__Passage extrait__.

----------------

La corrupcion de Chris Miller
Autres titres: Terreur aveugle / La corruption de Chris Miller / La casa ai margini del bosco / The corruption of Chris Miller / Sisters of corruption
Real: Juan Antonio Bardem
Année: 1973
Origine: Espagne
Genre: Thriller
Durée: 109mn
Acteurs: Jean Seberg, Marisol, Barry Stokes, Perla Cristal, Rudy Gaebel, Gérard Tichy, Maria Bardem, Mariano Vidal Molina, Juan Antonio Bardem, Antonio Parra, Miguel Bardem, Gustavo Re, Alicia Altabella...

----------------

__Données sources__.

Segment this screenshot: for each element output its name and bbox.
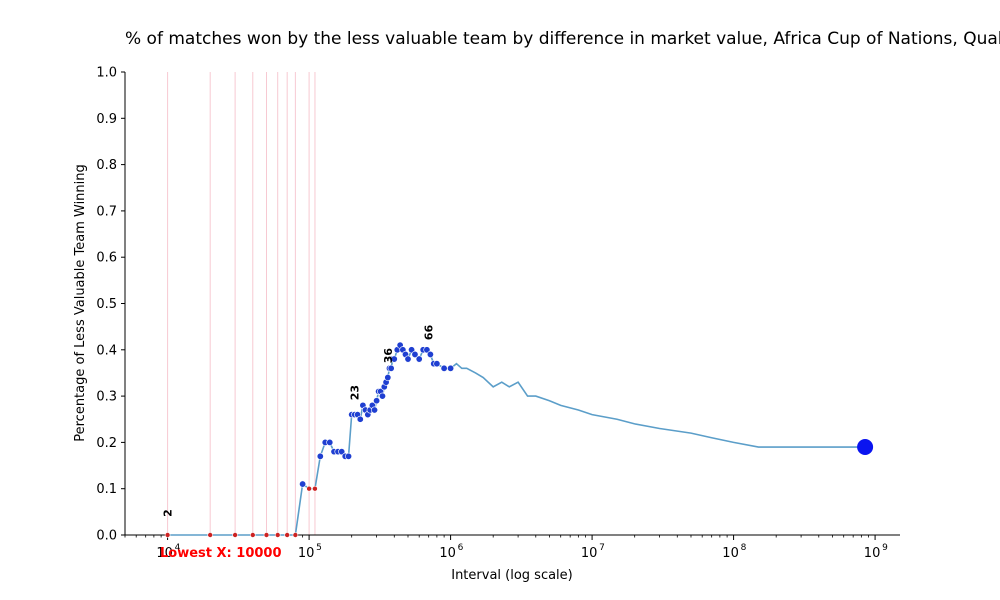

----------------

__Consignes__.
1. Présentez sous forme de liste le passage de la fiche du film qui commence par « Autres titres », sans omettre aucun titre.
2. Mettez en anglais la phrase « Origine: Espagne » de la fiche du film.

__Réponses par tâche__.
1.
Autres titres :
- Terreur aveugle
- La corruption de Chris Miller
- La casa ai margini del bosco
- The corruption of Chris Miller
- Sisters of corruption

2. Origin: Spain